ROWS:
* * * *

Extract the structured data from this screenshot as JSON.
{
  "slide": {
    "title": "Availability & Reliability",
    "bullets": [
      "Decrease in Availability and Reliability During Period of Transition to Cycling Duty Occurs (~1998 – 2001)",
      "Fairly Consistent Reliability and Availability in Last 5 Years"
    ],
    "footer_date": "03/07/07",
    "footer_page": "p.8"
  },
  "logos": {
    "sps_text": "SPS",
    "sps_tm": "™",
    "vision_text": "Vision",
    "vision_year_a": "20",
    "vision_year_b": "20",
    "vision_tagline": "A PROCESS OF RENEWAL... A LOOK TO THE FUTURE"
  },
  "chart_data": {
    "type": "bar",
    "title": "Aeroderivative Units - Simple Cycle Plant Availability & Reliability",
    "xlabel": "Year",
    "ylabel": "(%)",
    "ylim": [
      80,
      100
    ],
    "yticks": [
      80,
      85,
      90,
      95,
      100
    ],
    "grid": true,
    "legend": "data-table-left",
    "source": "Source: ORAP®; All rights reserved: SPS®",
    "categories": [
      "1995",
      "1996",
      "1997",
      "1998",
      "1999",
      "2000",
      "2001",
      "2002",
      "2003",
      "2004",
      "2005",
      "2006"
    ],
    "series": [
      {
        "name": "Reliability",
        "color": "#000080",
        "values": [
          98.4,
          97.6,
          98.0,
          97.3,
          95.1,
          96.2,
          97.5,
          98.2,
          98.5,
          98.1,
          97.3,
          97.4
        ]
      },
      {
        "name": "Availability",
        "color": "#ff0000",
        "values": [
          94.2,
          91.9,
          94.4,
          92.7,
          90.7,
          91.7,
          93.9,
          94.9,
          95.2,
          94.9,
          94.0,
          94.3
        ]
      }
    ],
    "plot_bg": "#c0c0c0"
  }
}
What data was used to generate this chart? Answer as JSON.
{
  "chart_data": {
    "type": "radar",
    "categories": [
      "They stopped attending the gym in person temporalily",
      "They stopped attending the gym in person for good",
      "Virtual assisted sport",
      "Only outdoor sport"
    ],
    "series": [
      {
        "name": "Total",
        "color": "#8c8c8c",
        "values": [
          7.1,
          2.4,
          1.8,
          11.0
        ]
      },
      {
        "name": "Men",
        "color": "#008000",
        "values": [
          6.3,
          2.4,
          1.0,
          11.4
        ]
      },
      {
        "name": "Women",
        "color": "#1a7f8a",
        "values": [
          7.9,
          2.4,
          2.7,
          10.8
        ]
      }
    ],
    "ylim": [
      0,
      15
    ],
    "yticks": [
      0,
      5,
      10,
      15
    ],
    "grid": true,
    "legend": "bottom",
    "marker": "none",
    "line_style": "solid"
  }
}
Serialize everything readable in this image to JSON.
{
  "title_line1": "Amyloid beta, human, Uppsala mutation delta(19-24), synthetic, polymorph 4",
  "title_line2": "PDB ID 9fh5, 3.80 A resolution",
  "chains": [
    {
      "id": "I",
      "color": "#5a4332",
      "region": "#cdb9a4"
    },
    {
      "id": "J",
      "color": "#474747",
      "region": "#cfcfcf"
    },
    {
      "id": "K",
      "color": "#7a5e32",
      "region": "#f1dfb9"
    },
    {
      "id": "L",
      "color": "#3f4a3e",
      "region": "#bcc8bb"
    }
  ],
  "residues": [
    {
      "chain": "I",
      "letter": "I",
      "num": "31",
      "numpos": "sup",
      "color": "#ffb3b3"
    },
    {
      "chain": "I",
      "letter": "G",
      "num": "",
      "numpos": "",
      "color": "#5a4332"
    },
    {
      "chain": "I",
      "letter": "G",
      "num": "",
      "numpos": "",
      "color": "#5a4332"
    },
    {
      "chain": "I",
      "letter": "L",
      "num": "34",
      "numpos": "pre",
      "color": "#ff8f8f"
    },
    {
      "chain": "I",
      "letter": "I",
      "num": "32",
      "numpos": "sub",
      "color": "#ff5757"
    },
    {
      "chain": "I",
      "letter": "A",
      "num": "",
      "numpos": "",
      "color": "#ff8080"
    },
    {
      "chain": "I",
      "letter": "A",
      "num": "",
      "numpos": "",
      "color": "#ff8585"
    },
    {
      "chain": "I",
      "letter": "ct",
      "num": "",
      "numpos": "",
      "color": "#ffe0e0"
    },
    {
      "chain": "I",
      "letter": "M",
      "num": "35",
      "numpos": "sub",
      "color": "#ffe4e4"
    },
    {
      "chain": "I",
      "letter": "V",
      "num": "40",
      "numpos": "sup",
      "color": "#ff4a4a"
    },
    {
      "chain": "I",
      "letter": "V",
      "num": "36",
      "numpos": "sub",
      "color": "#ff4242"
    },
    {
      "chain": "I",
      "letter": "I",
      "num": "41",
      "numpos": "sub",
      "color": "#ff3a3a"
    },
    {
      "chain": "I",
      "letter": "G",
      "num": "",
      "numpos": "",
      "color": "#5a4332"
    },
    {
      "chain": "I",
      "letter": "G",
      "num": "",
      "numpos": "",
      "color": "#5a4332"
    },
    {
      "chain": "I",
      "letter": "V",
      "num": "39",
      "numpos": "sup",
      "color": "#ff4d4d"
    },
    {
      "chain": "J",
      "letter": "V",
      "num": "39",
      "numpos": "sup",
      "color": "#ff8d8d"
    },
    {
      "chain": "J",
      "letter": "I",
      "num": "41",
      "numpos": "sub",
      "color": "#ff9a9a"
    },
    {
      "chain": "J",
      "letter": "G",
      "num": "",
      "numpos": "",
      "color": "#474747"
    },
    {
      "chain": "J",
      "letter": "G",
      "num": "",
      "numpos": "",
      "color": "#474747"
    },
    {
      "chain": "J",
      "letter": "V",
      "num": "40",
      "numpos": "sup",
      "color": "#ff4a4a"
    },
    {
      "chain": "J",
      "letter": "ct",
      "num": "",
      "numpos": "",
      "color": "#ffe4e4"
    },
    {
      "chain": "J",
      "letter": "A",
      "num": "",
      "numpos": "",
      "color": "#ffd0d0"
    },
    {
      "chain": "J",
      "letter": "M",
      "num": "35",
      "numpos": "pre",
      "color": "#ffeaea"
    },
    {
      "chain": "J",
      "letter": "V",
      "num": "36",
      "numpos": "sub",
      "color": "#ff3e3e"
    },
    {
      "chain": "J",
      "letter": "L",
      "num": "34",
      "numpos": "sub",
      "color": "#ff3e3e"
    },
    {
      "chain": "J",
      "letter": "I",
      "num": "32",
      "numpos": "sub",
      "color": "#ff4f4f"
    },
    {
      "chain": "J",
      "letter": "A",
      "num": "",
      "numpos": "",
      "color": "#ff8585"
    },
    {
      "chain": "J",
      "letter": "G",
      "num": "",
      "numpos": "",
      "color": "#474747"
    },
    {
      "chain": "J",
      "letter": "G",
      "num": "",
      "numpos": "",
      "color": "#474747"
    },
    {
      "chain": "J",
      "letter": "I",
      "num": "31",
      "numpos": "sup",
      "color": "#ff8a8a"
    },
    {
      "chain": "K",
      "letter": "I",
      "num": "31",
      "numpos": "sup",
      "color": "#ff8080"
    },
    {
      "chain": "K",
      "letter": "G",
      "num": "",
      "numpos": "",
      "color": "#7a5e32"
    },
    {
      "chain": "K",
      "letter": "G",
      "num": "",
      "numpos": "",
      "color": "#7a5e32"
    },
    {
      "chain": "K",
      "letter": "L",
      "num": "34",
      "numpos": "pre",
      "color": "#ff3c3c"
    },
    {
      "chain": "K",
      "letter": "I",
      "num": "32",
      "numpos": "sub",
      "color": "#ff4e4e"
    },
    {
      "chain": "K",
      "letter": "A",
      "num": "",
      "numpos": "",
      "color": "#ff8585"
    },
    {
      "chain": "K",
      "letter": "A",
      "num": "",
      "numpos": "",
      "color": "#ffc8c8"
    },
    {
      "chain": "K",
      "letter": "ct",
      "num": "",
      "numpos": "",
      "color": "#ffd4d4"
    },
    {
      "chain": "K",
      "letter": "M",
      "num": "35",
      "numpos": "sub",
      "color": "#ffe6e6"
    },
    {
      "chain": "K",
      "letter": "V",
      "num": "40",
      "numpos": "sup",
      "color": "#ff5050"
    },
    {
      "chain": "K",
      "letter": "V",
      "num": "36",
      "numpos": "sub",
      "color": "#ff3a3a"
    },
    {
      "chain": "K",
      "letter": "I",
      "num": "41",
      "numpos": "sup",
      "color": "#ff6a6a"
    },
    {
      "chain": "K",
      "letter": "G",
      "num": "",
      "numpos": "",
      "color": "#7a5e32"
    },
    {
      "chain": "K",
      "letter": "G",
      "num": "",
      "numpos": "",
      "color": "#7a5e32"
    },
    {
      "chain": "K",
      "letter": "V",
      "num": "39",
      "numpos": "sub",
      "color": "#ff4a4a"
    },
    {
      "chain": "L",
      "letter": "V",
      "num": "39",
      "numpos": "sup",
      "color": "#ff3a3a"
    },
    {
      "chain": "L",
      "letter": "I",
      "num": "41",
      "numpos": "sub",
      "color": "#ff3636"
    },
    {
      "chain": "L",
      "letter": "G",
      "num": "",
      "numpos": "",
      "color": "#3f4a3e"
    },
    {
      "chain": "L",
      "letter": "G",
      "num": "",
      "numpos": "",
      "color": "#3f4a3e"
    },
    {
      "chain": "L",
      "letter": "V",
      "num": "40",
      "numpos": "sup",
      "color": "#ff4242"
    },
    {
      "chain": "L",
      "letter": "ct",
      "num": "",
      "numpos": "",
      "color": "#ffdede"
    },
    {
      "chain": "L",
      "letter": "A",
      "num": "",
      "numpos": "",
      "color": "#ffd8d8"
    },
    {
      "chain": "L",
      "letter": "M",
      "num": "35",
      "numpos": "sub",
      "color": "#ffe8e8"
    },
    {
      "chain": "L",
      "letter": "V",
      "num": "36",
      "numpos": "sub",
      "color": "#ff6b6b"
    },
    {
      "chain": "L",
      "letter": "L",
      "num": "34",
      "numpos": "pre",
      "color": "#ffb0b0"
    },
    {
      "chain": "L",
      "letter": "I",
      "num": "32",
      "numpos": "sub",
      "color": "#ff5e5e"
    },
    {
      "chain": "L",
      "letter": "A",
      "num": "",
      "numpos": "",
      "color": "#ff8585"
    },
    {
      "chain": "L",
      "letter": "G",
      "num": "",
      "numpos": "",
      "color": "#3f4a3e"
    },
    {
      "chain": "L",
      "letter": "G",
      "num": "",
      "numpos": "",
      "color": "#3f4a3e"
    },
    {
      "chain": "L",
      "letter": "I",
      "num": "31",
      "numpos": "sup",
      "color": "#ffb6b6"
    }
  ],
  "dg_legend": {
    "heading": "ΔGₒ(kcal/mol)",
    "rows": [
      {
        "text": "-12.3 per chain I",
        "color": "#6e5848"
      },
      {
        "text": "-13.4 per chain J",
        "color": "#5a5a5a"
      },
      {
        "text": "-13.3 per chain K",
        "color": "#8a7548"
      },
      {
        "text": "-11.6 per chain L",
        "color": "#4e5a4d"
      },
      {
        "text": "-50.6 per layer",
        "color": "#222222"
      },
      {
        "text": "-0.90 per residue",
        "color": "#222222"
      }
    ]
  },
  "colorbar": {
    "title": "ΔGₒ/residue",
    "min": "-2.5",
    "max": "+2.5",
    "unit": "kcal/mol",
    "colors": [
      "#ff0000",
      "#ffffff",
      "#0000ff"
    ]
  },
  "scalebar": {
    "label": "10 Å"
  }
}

* * * *

TASK REQUIREMENTS: For this exercise, gather every line of the data that contains the word "Availability".

RESPONSE TO THE TASK:
    "title": "Availability & Reliability",
      "Decrease in Availability and Reliability During Period of Transition to Cycling Duty Occurs (~1998 – 2001)",
      "Fairly Consistent Reliability and Availability in Last 5 Years"
    "title": "Aeroderivative Units - Simple Cycle Plant Availability & Reliability",
        "name": "Availability",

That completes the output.